[Excerpt from a dataset]

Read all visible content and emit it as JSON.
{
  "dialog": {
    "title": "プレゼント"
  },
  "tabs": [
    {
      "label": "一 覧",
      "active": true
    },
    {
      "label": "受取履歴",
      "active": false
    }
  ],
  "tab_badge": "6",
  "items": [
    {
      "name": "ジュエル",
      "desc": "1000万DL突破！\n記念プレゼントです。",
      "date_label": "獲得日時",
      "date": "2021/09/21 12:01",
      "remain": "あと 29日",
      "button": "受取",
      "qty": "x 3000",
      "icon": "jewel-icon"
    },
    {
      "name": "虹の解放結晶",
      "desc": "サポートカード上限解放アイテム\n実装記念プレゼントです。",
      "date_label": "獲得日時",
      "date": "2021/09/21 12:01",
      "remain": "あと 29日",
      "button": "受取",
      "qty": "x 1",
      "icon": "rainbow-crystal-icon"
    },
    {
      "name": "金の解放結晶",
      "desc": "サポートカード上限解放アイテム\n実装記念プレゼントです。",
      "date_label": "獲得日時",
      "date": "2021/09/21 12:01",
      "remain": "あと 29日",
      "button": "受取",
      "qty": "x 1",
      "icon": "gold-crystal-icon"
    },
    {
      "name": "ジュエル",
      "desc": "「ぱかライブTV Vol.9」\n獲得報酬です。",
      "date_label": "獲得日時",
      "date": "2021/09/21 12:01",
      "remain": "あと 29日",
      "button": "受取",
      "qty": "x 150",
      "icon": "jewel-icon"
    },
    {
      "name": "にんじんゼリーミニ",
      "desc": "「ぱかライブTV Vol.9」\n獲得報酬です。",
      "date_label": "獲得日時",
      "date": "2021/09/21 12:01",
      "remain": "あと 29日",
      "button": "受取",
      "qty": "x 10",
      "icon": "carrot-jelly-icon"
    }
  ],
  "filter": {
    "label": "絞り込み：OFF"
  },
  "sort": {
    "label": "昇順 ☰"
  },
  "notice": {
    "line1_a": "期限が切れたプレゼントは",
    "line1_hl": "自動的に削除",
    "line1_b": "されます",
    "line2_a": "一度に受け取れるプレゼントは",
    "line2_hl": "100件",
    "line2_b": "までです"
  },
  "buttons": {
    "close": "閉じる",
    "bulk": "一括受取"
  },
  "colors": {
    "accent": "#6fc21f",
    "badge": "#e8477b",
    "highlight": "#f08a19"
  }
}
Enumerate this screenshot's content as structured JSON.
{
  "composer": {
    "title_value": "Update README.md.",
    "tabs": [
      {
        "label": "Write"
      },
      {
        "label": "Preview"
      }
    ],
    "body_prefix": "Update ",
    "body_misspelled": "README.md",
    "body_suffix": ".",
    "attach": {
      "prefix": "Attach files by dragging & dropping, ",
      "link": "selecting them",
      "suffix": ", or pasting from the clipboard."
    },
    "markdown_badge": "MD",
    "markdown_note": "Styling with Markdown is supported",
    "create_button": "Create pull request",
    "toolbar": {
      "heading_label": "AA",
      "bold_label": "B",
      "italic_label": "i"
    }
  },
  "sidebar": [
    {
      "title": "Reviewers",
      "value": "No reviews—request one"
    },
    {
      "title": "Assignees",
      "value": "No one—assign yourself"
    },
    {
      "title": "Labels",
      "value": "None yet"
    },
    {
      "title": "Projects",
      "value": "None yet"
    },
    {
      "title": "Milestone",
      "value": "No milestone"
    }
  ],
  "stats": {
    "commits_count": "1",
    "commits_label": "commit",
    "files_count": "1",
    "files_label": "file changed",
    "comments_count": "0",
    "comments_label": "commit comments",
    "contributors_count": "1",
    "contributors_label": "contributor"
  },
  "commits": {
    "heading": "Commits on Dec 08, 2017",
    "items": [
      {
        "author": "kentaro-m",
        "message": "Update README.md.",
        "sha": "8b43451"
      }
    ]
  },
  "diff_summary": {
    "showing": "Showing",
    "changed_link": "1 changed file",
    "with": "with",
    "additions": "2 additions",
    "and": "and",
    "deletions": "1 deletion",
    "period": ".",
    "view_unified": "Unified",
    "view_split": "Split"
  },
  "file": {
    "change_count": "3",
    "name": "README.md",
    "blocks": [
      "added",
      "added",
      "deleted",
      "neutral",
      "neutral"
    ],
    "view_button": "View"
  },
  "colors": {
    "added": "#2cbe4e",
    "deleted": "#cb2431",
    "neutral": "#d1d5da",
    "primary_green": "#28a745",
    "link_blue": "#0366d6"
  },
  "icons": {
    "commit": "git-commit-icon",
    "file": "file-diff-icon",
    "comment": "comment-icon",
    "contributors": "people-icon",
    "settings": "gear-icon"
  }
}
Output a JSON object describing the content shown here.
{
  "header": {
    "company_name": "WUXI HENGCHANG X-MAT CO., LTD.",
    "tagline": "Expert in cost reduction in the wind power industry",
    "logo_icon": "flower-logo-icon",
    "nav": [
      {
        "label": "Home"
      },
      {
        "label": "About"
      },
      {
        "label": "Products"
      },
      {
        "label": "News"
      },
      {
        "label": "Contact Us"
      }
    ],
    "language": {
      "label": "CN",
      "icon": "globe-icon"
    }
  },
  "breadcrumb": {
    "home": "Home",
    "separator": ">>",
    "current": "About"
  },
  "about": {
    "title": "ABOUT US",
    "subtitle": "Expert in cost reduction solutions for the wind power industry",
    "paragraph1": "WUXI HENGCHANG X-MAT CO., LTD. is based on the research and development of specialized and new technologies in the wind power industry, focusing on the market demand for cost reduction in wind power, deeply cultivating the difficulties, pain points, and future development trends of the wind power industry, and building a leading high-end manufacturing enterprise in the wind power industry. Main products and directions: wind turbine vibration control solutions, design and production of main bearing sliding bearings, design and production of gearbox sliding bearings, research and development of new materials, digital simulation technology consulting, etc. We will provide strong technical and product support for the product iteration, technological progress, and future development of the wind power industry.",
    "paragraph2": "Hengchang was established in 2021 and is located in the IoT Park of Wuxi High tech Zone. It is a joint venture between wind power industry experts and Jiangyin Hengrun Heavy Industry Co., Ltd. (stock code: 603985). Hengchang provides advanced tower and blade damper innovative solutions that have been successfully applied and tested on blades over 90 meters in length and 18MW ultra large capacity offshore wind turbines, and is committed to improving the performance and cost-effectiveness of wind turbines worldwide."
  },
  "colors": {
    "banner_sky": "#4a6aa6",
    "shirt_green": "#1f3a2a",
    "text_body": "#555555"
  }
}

▶ [Aim]: Repeat the material above in full, keeping every word.

▶ [Answer to the problem]:
Read all visible content and emit it as JSON.
{
  "dialog": {
    "title": "プレゼント"
  },
  "tabs": [
    {
      "label": "一 覧",
      "active": true
    },
    {
      "label": "受取履歴",
      "active": false
    }
  ],
  "tab_badge": "6",
  "items": [
    {
      "name": "ジュエル",
      "desc": "1000万DL突破！\n記念プレゼントです。",
      "date_label": "獲得日時",
      "date": "2021/09/21 12:01",
      "remain": "あと 29日",
      "button": "受取",
      "qty": "x 3000",
      "icon": "jewel-icon"
    },
    {
      "name": "虹の解放結晶",
      "desc": "サポートカード上限解放アイテム\n実装記念プレゼントです。",
      "date_label": "獲得日時",
      "date": "2021/09/21 12:01",
      "remain": "あと 29日",
      "button": "受取",
      "qty": "x 1",
      "icon": "rainbow-crystal-icon"
    },
    {
      "name": "金の解放結晶",
      "desc": "サポートカード上限解放アイテム\n実装記念プレゼントです。",
      "date_label": "獲得日時",
      "date": "2021/09/21 12:01",
      "remain": "あと 29日",
      "button": "受取",
      "qty": "x 1",
      "icon": "gold-crystal-icon"
    },
    {
      "name": "ジュエル",
      "desc": "「ぱかライブTV Vol.9」\n獲得報酬です。",
      "date_label": "獲得日時",
      "date": "2021/09/21 12:01",
      "remain": "あと 29日",
      "button": "受取",
      "qty": "x 150",
      "icon": "jewel-icon"
    },
    {
      "name": "にんじんゼリーミニ",
      "desc": "「ぱかライブTV Vol.9」\n獲得報酬です。",
      "date_label": "獲得日時",
      "date": "2021/09/21 12:01",
      "remain": "あと 29日",
      "button": "受取",
      "qty": "x 10",
      "icon": "carrot-jelly-icon"
    }
  ],
  "filter": {
    "label": "絞り込み：OFF"
  },
  "sort": {
    "label": "昇順 ☰"
  },
  "notice": {
    "line1_a": "期限が切れたプレゼントは",
    "line1_hl": "自動的に削除",
    "line1_b": "されます",
    "line2_a": "一度に受け取れるプレゼントは",
    "line2_hl": "100件",
    "line2_b": "までです"
  },
  "buttons": {
    "close": "閉じる",
    "bulk": "一括受取"
  },
  "colors": {
    "accent": "#6fc21f",
    "badge": "#e8477b",
    "highlight": "#f08a19"
  }
}
Enumerate this screenshot's content as structured JSON.
{
  "composer": {
    "title_value": "Update README.md.",
    "tabs": [
      {
        "label": "Write"
      },
      {
        "label": "Preview"
      }
    ],
    "body_prefix": "Update ",
    "body_misspelled": "README.md",
    "body_suffix": ".",
    "attach": {
      "prefix": "Attach files by dragging & dropping, ",
      "link": "selecting them",
      "suffix": ", or pasting from the clipboard."
    },
    "markdown_badge": "MD",
    "markdown_note": "Styling with Markdown is supported",
    "create_button": "Create pull request",
    "toolbar": {
      "heading_label": "AA",
      "bold_label": "B",
      "italic_label": "i"
    }
  },
  "sidebar": [
    {
      "title": "Reviewers",
      "value": "No reviews—request one"
    },
    {
      "title": "Assignees",
      "value": "No one—assign yourself"
    },
    {
      "title": "Labels",
      "value": "None yet"
    },
    {
      "title": "Projects",
      "value": "None yet"
    },
    {
      "title": "Milestone",
      "value": "No milestone"
    }
  ],
  "stats": {
    "commits_count": "1",
    "commits_label": "commit",
    "files_count": "1",
    "files_label": "file changed",
    "comments_count": "0",
    "comments_label": "commit comments",
    "contributors_count": "1",
    "contributors_label": "contributor"
  },
  "commits": {
    "heading": "Commits on Dec 08, 2017",
    "items": [
      {
        "author": "kentaro-m",
        "message": "Update README.md.",
        "sha": "8b43451"
      }
    ]
  },
  "diff_summary": {
    "showing": "Showing",
    "changed_link": "1 changed file",
    "with": "with",
    "additions": "2 additions",
    "and": "and",
    "deletions": "1 deletion",
    "period": ".",
    "view_unified": "Unified",
    "view_split": "Split"
  },
  "file": {
    "change_count": "3",
    "name": "README.md",
    "blocks": [
      "added",
      "added",
      "deleted",
      "neutral",
      "neutral"
    ],
    "view_button": "View"
  },
  "colors": {
    "added": "#2cbe4e",
    "deleted": "#cb2431",
    "neutral": "#d1d5da",
    "primary_green": "#28a745",
    "link_blue": "#0366d6"
  },
  "icons": {
    "commit": "git-commit-icon",
    "file": "file-diff-icon",
    "comment": "comment-icon",
    "contributors": "people-icon",
    "settings": "gear-icon"
  }
}
Output a JSON object describing the content shown here.
{
  "header": {
    "company_name": "WUXI HENGCHANG X-MAT CO., LTD.",
    "tagline": "Expert in cost reduction in the wind power industry",
    "logo_icon": "flower-logo-icon",
    "nav": [
      {
        "label": "Home"
      },
      {
        "label": "About"
      },
      {
        "label": "Products"
      },
      {
        "label": "News"
      },
      {
        "label": "Contact Us"
      }
    ],
    "language": {
      "label": "CN",
      "icon": "globe-icon"
    }
  },
  "breadcrumb": {
    "home": "Home",
    "separator": ">>",
    "current": "About"
  },
  "about": {
    "title": "ABOUT US",
    "subtitle": "Expert in cost reduction solutions for the wind power industry",
    "paragraph1": "WUXI HENGCHANG X-MAT CO., LTD. is based on the research and development of specialized and new technologies in the wind power industry, focusing on the market demand for cost reduction in wind power, deeply cultivating the difficulties, pain points, and future development trends of the wind power industry, and building a leading high-end manufacturing enterprise in the wind power industry. Main products and directions: wind turbine vibration control solutions, design and production of main bearing sliding bearings, design and production of gearbox sliding bearings, research and development of new materials, digital simulation technology consulting, etc. We will provide strong technical and product support for the product iteration, technological progress, and future development of the wind power industry.",
    "paragraph2": "Hengchang was established in 2021 and is located in the IoT Park of Wuxi High tech Zone. It is a joint venture between wind power industry experts and Jiangyin Hengrun Heavy Industry Co., Ltd. (stock code: 603985). Hengchang provides advanced tower and blade damper innovative solutions that have been successfully applied and tested on blades over 90 meters in length and 18MW ultra large capacity offshore wind turbines, and is committed to improving the performance and cost-effectiveness of wind turbines worldwide."
  },
  "colors": {
    "banner_sky": "#4a6aa6",
    "shirt_green": "#1f3a2a",
    "text_body": "#555555"
  }
}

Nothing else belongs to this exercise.